TASK DESCRIPTION:
Go through the entries below, tally each line with the string "förmåga", and give the final number by itself.

Data records:
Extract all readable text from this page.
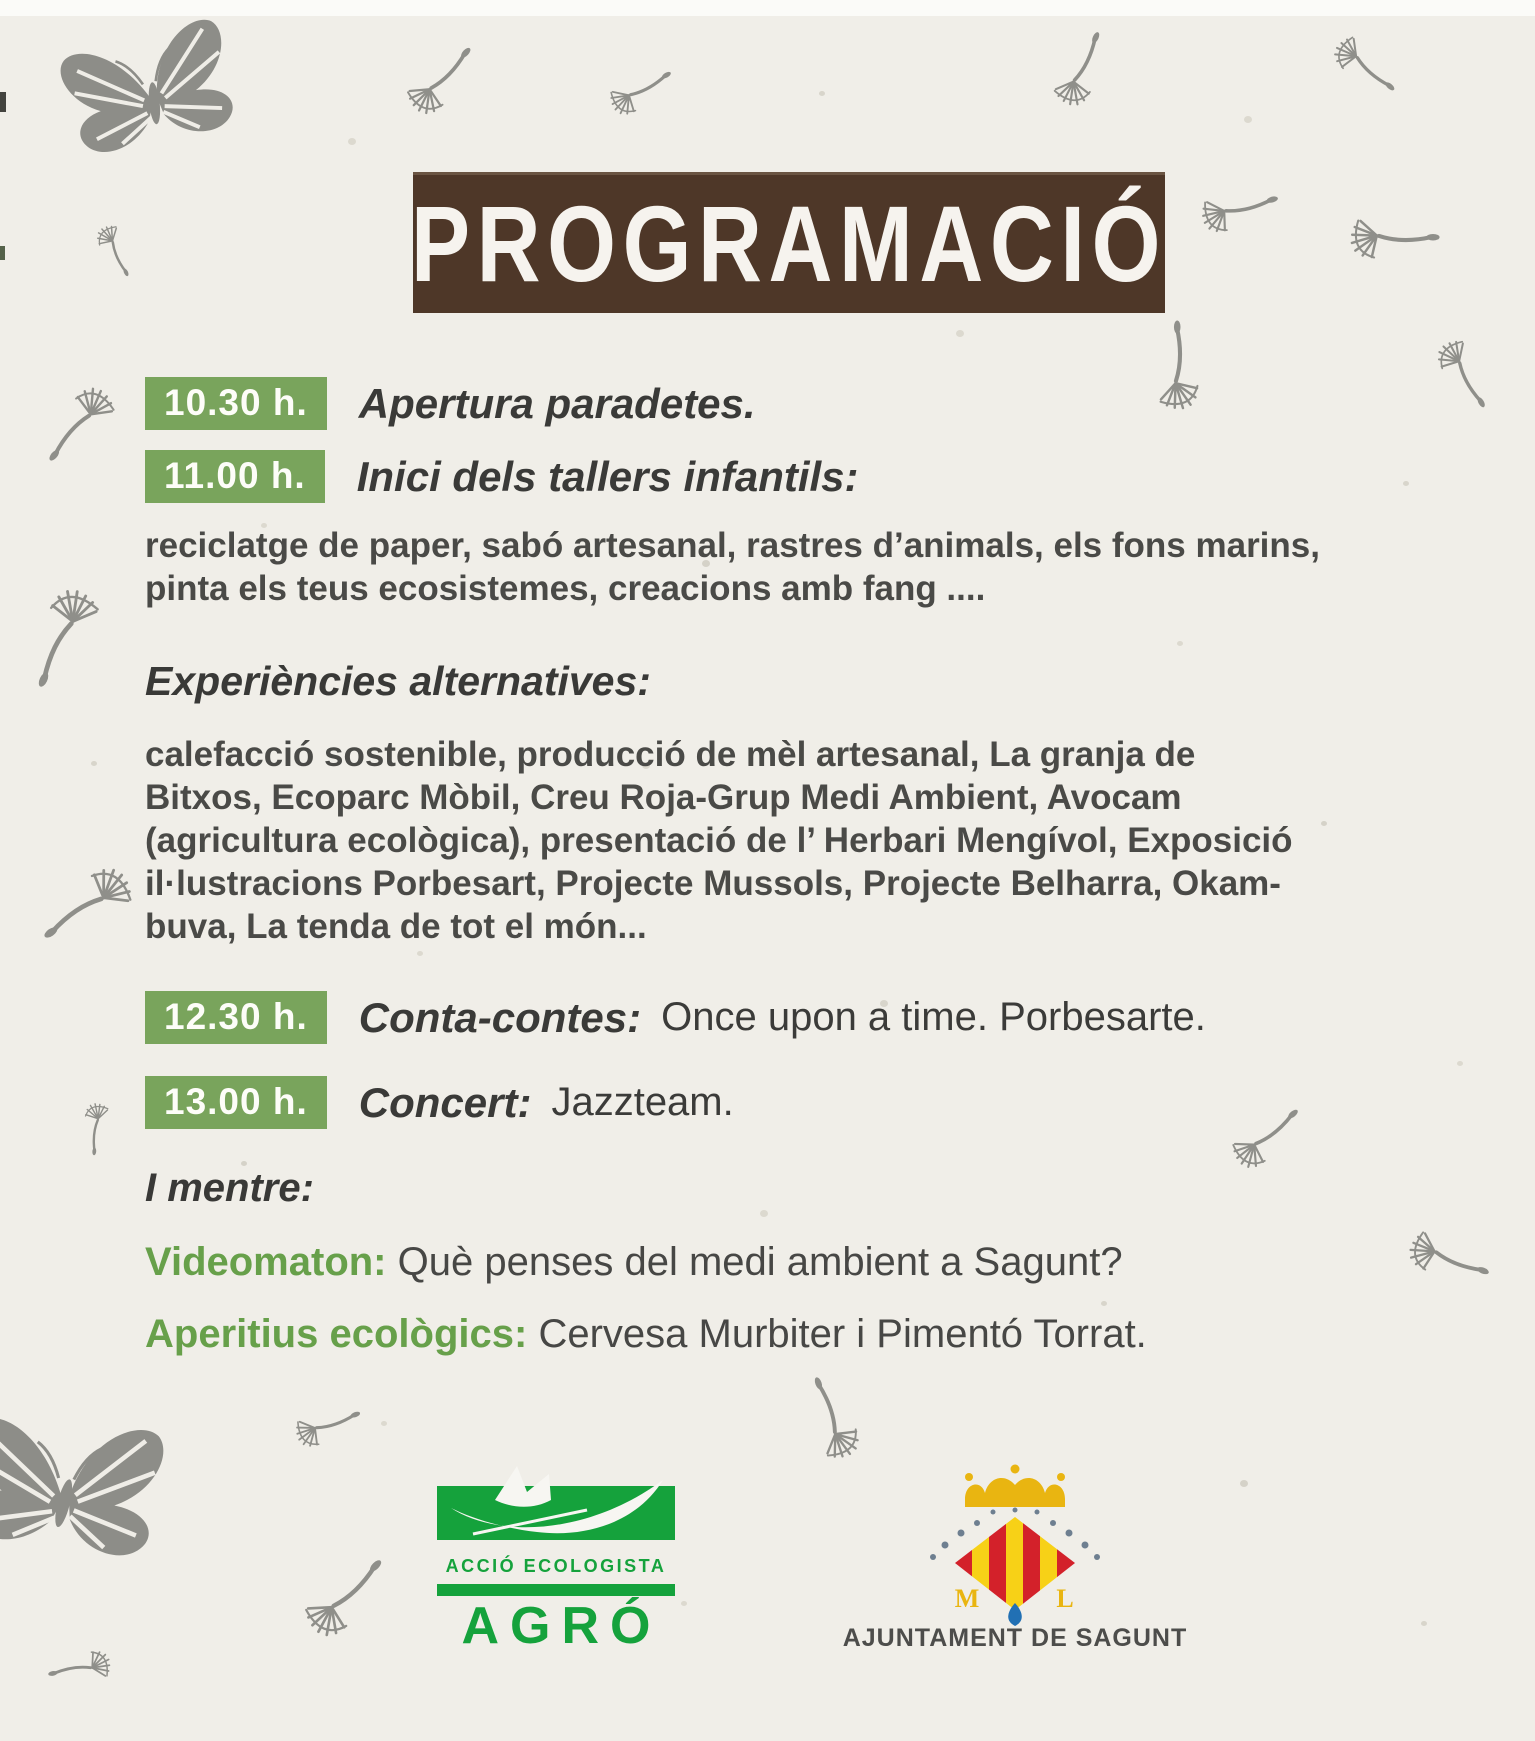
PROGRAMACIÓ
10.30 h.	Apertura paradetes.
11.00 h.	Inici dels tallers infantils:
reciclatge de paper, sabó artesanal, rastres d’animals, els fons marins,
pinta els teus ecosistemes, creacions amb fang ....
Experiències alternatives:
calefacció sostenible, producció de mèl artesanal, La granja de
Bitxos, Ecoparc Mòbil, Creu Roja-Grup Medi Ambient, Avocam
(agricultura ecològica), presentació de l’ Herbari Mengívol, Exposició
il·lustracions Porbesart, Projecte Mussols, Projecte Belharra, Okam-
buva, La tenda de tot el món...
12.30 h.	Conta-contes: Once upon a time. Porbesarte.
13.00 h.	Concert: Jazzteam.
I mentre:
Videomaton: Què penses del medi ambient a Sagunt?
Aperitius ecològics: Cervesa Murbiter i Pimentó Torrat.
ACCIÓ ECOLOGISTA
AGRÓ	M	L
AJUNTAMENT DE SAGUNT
==
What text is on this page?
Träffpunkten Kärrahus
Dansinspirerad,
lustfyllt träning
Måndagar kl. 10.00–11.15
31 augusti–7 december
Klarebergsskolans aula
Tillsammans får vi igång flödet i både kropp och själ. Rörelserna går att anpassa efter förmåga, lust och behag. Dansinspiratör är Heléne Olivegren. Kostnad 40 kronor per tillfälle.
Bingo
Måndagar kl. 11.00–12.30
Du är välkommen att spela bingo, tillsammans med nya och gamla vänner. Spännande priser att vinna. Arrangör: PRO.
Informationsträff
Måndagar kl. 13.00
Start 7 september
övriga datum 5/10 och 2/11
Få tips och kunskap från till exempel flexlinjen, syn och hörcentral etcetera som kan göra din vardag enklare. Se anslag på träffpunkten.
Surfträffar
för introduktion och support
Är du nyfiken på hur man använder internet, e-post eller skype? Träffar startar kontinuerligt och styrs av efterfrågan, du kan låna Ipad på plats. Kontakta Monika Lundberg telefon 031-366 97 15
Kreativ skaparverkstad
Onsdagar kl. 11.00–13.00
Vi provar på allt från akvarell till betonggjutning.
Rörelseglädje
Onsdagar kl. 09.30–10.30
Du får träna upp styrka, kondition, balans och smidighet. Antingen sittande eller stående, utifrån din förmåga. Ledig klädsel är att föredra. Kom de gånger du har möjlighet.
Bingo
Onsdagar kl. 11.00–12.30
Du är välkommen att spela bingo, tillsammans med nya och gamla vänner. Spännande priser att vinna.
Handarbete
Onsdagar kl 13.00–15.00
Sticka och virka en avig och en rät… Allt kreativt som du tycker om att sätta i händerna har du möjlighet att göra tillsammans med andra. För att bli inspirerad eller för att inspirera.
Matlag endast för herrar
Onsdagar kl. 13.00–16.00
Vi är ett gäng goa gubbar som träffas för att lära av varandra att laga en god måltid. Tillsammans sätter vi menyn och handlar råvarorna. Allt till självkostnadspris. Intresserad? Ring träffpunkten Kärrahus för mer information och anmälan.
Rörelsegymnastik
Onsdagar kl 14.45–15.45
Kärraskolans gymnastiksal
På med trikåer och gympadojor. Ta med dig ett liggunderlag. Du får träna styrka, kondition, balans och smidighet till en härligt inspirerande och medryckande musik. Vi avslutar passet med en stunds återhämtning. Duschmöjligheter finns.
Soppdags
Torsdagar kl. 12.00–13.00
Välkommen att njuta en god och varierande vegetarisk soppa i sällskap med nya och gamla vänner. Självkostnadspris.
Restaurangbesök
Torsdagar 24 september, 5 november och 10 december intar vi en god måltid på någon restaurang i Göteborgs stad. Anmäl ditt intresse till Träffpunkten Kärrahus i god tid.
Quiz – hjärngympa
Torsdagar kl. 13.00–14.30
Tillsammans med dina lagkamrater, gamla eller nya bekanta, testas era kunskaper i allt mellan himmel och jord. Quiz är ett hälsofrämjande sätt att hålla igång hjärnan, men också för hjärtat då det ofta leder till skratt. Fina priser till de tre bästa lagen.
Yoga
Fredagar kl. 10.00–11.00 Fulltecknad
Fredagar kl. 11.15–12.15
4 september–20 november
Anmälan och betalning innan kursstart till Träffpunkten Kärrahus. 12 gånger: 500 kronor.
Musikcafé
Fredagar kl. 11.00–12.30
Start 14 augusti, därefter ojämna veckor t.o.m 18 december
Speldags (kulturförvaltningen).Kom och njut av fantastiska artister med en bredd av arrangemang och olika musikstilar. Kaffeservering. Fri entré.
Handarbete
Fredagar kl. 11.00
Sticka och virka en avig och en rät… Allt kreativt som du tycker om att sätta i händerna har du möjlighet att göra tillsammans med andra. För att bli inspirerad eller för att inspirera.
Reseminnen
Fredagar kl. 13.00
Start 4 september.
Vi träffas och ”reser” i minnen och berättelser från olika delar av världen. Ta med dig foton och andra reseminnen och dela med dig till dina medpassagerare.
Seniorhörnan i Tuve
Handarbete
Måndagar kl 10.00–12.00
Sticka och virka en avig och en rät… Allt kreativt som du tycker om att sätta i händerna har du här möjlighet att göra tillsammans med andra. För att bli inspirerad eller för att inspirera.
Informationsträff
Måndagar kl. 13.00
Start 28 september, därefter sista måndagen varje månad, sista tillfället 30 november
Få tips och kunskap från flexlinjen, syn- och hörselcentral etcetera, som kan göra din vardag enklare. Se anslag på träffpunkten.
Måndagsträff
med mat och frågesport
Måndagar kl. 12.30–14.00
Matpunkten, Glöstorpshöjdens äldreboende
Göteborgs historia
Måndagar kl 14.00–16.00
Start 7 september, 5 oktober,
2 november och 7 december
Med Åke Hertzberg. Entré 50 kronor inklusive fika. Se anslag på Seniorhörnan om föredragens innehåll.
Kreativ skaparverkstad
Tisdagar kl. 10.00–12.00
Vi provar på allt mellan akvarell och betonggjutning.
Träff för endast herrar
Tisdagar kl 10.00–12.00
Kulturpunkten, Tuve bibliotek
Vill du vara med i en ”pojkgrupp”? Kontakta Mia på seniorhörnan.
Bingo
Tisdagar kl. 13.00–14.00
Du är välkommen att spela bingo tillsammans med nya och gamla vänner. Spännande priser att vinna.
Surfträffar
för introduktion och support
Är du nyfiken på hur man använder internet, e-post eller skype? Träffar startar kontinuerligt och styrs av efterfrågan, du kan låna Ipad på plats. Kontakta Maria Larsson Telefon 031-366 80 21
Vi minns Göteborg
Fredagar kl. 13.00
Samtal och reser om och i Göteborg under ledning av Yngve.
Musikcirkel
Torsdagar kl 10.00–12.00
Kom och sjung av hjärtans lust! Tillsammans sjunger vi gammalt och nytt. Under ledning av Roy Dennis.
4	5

WORKED ANSWER:
2